TASK STATEMENT.
Gather all lines containing the string "МОСКВАРИКИ" and copy them out.

** BEGIN **

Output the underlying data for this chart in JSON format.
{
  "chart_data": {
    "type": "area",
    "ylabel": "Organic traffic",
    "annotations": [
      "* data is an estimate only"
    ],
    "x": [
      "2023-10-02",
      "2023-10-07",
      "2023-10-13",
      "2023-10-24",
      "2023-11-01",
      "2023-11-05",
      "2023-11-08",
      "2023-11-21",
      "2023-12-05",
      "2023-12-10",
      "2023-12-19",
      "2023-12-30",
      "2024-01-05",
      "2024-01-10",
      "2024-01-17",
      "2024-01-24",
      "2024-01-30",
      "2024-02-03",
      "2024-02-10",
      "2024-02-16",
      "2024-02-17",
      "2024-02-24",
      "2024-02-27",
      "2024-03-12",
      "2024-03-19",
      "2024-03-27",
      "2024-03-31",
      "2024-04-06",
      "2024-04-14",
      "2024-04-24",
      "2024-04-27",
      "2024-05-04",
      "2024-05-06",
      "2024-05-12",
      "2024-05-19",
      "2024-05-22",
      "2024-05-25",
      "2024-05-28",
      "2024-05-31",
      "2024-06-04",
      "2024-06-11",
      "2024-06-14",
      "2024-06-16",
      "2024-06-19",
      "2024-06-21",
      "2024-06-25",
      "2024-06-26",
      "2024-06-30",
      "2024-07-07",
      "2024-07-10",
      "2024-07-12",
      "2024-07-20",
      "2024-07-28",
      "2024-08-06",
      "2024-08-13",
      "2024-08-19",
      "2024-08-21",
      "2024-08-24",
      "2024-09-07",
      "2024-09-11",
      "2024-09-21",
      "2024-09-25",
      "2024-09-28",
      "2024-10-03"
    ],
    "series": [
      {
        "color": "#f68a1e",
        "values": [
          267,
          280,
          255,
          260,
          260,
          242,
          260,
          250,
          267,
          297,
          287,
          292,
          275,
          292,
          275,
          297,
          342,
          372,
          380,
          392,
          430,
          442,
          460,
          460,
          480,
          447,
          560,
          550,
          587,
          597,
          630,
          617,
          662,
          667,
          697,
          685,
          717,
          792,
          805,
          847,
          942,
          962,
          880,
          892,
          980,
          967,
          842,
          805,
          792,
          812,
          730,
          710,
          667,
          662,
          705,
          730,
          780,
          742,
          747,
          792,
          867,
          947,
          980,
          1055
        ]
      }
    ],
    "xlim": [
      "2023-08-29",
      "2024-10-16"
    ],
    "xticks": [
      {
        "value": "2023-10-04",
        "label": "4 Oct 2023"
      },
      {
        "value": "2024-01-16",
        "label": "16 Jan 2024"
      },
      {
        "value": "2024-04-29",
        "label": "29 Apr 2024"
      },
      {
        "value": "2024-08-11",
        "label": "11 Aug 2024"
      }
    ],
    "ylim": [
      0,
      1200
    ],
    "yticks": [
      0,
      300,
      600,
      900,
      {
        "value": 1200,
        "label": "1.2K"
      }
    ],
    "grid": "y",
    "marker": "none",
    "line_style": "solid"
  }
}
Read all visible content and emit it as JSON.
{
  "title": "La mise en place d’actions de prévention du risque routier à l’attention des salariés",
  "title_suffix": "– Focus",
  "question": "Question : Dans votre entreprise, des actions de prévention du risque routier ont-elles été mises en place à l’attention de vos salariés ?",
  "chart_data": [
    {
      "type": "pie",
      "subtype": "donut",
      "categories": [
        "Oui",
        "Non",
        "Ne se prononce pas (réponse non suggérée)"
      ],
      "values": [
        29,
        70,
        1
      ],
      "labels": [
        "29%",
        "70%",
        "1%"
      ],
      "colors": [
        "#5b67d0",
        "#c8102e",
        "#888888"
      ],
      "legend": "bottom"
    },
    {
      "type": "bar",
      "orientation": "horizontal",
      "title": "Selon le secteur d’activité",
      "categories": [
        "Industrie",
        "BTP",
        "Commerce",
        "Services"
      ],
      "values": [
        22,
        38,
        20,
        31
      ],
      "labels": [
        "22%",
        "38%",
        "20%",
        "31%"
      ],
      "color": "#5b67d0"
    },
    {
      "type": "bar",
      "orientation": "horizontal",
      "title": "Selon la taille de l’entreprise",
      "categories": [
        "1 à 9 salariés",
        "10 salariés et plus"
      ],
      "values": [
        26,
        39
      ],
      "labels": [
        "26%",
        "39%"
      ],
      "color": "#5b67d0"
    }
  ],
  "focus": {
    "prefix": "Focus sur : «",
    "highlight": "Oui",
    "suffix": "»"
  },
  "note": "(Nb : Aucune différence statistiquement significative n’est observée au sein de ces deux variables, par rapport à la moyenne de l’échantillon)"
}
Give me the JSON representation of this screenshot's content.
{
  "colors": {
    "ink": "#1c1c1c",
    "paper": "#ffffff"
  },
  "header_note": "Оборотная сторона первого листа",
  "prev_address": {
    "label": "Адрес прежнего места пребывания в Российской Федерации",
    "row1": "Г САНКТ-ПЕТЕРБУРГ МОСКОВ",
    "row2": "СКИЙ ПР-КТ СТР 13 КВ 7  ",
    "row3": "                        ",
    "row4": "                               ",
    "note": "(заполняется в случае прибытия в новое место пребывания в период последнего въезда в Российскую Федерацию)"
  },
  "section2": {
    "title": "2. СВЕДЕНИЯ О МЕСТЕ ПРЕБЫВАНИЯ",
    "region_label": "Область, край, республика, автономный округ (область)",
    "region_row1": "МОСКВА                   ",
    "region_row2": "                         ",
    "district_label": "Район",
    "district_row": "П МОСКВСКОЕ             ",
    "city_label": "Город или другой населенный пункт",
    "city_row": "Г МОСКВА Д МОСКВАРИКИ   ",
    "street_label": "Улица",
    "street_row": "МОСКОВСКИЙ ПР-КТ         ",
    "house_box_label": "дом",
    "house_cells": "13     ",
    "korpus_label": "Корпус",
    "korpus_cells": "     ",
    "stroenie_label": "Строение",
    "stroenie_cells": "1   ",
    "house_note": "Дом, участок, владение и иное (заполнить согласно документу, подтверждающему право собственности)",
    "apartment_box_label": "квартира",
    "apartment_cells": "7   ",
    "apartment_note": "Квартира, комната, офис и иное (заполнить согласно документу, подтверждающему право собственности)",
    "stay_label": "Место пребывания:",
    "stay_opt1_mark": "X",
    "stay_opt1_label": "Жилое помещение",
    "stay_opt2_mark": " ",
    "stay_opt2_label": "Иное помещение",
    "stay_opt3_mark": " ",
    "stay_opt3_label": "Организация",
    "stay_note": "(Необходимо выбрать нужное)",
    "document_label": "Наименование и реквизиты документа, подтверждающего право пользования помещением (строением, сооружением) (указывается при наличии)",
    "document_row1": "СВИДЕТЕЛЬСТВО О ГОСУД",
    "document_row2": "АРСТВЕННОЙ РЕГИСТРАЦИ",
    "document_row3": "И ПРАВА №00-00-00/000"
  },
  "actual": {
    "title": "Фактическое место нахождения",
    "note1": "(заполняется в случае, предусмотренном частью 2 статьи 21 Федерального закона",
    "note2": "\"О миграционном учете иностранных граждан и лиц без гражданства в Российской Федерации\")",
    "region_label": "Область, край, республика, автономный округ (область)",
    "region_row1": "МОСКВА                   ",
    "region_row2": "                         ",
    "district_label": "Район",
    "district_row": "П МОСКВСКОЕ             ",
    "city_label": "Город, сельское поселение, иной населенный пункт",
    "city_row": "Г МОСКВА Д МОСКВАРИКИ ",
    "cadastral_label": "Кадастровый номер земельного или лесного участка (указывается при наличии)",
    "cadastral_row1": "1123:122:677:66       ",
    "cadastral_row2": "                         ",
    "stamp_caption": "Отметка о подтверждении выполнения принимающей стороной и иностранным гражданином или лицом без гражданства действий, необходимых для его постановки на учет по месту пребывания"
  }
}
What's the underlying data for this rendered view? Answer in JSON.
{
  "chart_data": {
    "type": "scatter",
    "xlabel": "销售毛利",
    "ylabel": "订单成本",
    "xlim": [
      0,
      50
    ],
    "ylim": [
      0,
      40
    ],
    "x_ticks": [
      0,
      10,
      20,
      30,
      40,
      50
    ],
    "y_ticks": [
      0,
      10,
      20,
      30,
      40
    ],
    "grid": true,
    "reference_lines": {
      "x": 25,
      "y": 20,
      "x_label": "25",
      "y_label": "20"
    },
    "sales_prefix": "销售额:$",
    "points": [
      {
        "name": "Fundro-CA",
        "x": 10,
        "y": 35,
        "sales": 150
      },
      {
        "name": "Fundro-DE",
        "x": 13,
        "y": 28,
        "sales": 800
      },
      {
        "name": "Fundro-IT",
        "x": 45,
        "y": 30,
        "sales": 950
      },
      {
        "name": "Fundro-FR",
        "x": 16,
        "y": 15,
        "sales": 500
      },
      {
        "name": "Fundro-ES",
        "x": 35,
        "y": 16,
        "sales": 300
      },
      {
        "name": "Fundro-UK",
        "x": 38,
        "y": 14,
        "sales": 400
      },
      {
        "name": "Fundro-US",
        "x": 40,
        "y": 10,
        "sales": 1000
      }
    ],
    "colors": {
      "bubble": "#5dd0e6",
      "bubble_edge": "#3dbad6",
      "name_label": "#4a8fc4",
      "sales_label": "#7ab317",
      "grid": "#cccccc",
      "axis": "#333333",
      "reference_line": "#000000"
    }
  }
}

** END **

RESPONSE FOR THIS EXERCISE.
    "city_row": "Г МОСКВА Д МОСКВАРИКИ   ",
    "city_row": "Г МОСКВА Д МОСКВАРИКИ ",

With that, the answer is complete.